## WHAT TO DO
Render as a JSON list of strings, one string per line, the items from the start through the line containing "calendar-day-cell: 2 Sunrise: 8:41", with blank lines omitted.

## Rows from a layout dataset
----

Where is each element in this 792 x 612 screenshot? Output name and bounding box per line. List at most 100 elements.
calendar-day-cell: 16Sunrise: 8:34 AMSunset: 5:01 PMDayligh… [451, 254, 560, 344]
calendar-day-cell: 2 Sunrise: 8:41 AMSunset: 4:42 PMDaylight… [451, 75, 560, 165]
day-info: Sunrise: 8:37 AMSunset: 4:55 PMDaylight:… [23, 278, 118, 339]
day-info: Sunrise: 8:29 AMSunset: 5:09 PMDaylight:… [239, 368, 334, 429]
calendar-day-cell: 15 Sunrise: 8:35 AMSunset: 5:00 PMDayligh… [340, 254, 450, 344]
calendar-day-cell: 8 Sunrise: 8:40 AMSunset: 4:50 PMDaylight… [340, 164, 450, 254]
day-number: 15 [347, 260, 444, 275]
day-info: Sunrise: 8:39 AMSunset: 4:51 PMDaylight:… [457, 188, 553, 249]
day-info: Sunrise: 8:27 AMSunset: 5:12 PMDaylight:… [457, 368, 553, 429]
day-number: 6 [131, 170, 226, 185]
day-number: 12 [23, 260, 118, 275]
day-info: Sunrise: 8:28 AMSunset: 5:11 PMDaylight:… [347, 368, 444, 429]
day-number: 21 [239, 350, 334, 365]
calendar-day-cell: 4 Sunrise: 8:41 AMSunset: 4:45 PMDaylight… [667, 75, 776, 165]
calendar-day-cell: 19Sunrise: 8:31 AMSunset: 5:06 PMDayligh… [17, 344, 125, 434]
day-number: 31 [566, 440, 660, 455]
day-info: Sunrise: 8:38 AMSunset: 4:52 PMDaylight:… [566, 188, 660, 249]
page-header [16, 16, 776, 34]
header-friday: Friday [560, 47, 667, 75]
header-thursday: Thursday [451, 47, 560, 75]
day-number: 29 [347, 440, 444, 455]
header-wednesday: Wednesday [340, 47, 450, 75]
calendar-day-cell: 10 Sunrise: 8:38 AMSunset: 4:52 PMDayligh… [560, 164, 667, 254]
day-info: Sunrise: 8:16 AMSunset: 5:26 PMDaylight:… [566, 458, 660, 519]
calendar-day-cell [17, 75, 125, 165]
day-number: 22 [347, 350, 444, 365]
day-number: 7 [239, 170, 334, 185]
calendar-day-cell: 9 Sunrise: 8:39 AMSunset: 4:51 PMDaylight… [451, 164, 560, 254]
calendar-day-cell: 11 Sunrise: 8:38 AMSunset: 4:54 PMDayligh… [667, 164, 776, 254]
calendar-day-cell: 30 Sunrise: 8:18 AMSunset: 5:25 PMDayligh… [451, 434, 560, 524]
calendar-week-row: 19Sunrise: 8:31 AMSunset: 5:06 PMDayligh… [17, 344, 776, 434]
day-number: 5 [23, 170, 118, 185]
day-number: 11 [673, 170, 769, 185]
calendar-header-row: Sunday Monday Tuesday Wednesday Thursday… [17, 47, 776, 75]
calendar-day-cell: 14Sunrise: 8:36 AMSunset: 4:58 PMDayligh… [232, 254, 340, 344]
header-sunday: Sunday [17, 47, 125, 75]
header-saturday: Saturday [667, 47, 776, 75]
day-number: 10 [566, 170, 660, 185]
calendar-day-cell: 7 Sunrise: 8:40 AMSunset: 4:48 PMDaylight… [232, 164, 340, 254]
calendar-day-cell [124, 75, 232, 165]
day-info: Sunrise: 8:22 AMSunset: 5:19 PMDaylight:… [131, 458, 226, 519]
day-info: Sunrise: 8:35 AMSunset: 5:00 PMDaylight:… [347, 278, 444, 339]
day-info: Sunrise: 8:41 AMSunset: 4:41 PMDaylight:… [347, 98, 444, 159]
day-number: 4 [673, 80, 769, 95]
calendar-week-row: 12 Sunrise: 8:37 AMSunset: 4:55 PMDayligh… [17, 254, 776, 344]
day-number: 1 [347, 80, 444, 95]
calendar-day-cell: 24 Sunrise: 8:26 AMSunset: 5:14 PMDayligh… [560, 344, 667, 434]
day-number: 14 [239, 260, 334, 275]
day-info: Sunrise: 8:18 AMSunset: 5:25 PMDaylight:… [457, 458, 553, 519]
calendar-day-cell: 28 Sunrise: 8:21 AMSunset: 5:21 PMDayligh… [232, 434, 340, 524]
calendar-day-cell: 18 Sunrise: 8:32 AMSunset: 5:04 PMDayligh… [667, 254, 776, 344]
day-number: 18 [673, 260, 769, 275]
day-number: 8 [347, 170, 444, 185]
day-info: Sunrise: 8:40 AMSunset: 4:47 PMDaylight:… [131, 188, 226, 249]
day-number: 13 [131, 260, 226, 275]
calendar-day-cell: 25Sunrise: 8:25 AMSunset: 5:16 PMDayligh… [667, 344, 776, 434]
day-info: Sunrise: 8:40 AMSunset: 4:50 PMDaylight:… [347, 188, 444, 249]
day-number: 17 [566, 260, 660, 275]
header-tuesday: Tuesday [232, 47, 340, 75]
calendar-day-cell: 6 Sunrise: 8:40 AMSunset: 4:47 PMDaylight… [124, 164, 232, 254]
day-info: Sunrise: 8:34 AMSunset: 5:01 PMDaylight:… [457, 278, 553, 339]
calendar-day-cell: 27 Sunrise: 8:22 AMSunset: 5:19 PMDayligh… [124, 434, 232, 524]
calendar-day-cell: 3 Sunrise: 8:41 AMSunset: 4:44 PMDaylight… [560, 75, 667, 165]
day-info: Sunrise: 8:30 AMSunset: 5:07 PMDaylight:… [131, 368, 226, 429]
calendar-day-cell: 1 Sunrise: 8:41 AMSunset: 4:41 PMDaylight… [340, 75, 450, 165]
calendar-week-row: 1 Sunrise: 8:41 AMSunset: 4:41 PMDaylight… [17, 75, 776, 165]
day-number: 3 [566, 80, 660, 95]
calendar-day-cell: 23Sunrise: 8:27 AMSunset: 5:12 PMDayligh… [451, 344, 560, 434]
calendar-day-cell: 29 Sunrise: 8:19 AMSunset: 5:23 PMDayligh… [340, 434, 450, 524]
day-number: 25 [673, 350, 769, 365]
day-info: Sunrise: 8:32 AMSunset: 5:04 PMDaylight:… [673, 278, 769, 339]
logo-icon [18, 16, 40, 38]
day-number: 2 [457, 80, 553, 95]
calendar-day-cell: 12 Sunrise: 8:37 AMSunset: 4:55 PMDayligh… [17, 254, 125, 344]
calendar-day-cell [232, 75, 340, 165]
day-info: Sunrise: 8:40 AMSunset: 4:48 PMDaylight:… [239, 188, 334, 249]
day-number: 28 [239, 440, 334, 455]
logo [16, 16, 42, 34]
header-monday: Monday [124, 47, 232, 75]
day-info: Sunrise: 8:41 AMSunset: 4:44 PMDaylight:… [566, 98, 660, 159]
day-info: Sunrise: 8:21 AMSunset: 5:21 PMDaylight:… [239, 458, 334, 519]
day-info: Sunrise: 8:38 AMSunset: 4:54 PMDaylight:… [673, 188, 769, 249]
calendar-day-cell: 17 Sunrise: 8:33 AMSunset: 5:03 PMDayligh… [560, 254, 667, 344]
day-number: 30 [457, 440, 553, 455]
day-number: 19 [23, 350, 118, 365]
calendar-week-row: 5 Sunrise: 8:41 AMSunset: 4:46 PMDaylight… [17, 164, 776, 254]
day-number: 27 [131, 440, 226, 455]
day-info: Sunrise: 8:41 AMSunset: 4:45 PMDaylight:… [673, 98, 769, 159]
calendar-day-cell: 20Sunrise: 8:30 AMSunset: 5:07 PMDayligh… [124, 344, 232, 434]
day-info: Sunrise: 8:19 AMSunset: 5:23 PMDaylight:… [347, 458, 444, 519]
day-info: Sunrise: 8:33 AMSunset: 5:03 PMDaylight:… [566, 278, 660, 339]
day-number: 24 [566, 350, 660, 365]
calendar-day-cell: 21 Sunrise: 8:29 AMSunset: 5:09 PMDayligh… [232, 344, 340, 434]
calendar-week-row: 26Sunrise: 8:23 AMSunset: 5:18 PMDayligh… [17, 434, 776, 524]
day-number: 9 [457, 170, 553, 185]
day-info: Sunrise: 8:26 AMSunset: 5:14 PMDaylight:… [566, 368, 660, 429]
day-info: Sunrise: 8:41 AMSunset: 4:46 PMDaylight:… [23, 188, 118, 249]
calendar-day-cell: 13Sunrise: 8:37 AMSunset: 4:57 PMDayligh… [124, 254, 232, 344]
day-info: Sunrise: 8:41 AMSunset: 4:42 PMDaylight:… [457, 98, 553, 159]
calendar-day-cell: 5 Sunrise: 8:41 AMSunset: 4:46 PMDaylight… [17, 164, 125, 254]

----

## EXERCISE RESULT
[
  "Where is each element in this 792 x 612 screenshot? Output name and bounding box per line. List at most 100 elements.",
  "calendar-day-cell: 16Sunrise: 8:34 AMSunset: 5:01 PMDayligh… [451, 254, 560, 344]",
  "calendar-day-cell: 2 Sunrise: 8:41 AMSunset: 4:42 PMDaylight… [451, 75, 560, 165]"
]